_Given task_:
Search the listing below for "name". Copy each matching line.
begin Given records
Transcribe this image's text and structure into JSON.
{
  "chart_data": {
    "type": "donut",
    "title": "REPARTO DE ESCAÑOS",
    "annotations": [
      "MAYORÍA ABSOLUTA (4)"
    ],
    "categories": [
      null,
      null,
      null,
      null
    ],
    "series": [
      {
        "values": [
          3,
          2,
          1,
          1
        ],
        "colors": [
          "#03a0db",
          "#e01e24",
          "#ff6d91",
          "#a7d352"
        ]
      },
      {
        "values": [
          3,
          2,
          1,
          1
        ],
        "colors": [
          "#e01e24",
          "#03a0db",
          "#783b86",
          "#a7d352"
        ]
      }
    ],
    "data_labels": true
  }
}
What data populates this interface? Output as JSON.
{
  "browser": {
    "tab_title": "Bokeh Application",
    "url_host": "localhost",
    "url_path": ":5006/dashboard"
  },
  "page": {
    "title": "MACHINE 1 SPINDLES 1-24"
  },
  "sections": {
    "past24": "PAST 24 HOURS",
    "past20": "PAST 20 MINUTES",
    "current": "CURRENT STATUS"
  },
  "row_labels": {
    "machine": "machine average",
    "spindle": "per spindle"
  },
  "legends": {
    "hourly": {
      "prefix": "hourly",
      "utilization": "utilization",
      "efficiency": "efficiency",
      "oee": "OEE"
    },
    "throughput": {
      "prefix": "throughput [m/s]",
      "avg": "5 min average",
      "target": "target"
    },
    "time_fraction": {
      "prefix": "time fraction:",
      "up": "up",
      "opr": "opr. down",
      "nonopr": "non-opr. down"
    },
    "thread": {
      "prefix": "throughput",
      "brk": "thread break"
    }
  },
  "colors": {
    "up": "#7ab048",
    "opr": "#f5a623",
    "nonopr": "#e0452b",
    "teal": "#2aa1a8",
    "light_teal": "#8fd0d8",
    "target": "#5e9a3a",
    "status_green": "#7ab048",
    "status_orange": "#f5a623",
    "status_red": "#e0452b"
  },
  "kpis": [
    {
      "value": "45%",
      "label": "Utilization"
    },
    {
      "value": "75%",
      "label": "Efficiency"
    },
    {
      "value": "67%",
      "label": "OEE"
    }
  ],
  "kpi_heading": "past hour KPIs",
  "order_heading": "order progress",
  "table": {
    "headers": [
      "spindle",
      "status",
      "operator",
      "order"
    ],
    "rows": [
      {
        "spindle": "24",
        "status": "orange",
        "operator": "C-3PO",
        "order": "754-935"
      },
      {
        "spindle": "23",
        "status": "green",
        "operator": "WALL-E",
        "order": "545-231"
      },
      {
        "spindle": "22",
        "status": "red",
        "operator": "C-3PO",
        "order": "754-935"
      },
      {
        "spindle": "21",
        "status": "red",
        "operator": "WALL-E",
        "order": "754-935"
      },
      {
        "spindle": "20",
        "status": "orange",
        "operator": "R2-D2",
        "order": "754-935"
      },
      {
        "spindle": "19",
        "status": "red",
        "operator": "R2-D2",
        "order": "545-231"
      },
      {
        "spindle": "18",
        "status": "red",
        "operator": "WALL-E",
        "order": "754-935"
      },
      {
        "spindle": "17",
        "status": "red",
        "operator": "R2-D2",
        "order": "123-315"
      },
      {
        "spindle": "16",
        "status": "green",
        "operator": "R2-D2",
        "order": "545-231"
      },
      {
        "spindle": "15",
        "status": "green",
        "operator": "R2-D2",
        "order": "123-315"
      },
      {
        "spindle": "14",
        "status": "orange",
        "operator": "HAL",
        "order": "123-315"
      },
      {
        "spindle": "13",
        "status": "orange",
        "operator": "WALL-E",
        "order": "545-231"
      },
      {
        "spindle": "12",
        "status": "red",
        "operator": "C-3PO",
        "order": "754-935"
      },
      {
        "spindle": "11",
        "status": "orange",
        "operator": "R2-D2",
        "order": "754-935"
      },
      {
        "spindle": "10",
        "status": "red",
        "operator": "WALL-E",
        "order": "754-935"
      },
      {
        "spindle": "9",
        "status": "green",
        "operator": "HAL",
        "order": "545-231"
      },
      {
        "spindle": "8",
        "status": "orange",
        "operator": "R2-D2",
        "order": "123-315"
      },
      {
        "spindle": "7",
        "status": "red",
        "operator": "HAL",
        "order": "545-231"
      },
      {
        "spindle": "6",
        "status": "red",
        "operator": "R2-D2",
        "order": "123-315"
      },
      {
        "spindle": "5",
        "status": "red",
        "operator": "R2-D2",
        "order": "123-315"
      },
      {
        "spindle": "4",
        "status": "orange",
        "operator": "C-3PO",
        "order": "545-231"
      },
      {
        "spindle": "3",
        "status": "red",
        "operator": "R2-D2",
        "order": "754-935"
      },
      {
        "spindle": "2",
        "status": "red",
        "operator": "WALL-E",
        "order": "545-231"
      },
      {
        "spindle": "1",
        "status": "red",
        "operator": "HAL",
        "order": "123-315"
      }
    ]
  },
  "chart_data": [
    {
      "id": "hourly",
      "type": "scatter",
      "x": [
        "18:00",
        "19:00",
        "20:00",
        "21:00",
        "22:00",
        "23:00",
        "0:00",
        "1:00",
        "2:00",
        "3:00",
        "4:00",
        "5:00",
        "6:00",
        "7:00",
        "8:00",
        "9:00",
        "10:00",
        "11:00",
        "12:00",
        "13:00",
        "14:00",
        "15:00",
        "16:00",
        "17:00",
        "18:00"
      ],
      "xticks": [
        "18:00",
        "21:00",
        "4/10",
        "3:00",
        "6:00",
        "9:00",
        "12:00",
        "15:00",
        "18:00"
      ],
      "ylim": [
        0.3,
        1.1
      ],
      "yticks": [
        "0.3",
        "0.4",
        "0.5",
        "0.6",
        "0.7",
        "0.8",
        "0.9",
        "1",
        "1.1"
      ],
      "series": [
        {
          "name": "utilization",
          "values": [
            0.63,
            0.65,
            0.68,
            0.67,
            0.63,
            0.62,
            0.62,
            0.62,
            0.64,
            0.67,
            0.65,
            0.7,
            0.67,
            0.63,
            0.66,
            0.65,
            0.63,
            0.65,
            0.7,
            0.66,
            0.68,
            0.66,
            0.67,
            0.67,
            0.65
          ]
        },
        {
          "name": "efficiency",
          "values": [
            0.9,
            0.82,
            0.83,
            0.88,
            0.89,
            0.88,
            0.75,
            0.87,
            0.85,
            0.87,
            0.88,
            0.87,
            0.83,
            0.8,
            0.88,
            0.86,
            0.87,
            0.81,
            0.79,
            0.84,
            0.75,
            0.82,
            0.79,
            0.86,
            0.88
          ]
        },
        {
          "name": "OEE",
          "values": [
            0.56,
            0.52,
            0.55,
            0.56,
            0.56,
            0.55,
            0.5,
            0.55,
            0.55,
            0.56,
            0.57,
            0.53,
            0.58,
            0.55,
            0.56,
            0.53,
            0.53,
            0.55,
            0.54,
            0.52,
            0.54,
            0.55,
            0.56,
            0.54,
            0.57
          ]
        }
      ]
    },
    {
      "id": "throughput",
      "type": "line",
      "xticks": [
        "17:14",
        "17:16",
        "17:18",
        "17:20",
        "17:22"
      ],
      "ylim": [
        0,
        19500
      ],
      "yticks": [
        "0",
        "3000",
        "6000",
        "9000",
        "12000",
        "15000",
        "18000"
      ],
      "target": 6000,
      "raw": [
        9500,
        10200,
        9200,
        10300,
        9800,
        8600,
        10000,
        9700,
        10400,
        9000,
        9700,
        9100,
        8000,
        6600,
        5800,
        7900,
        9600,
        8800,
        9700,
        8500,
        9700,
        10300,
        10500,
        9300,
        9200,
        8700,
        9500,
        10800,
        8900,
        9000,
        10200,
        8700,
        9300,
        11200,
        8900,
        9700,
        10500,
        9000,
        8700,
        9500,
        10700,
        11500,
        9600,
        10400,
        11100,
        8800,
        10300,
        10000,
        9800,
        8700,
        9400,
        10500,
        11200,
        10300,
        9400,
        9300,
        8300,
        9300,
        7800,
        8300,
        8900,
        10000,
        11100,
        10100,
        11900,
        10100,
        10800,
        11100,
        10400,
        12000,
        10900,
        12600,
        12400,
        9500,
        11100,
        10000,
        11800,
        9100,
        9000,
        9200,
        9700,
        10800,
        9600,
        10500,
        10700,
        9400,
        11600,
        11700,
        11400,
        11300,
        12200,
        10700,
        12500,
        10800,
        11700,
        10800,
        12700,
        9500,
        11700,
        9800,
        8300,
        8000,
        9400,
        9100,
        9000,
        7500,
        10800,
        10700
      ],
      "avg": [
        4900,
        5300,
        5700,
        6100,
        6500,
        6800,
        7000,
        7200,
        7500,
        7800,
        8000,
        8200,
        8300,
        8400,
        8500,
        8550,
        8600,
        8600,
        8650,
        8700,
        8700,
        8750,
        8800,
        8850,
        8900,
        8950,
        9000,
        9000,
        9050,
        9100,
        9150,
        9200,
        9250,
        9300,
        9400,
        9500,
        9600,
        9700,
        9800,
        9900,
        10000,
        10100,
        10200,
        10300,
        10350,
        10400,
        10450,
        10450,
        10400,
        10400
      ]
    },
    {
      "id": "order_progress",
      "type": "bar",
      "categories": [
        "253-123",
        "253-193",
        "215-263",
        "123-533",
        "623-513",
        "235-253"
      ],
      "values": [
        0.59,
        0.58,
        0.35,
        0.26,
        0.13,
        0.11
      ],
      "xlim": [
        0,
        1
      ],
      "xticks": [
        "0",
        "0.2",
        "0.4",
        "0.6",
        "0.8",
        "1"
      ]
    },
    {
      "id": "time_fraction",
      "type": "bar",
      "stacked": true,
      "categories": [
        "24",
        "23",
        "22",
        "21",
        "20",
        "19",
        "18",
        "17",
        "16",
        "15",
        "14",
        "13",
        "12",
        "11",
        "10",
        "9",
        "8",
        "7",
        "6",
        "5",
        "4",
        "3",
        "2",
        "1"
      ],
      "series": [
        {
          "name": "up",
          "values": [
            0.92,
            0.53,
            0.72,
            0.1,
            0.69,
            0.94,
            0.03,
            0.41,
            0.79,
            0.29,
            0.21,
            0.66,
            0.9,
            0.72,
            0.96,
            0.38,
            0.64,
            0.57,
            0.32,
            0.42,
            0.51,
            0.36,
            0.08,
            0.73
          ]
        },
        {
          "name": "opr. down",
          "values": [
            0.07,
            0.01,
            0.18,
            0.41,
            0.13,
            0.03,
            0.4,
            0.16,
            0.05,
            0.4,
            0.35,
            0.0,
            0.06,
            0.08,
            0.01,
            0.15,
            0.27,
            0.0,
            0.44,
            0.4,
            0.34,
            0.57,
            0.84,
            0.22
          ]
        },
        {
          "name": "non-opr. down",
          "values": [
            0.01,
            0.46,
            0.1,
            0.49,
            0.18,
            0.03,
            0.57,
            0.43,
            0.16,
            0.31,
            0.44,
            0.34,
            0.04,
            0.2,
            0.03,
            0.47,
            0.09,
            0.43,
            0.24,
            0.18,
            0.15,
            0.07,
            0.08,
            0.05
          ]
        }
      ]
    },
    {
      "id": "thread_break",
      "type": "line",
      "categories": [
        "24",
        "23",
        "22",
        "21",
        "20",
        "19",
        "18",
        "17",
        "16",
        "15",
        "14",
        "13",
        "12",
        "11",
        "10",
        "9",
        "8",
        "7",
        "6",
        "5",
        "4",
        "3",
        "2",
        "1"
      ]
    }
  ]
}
end Given records
begin Given records
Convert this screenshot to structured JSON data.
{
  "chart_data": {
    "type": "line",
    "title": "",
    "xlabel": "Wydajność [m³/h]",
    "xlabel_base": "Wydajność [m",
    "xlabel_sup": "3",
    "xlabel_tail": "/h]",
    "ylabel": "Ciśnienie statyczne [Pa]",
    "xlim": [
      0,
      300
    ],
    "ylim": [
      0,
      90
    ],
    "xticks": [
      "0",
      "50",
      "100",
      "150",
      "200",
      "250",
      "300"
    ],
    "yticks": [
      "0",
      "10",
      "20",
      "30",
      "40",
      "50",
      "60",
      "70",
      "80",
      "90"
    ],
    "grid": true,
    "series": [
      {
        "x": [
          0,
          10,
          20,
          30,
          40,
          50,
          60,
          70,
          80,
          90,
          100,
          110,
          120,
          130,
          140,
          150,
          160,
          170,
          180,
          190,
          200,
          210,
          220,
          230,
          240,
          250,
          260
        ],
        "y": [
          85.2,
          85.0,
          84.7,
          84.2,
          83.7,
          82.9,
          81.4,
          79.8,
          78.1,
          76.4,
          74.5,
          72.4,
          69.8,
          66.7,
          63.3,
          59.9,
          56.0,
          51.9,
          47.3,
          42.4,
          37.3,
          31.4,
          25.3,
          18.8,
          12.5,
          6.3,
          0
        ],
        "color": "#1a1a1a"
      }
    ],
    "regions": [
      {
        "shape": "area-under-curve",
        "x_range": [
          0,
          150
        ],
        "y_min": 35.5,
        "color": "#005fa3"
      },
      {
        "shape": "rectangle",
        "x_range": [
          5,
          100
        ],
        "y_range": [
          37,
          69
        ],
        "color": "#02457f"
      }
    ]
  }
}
end Given records
_Problem solution_:
          "name": "utilization",
          "name": "efficiency",
          "name": "OEE",
          "name": "up",
          "name": "opr. down",
          "name": "non-opr. down",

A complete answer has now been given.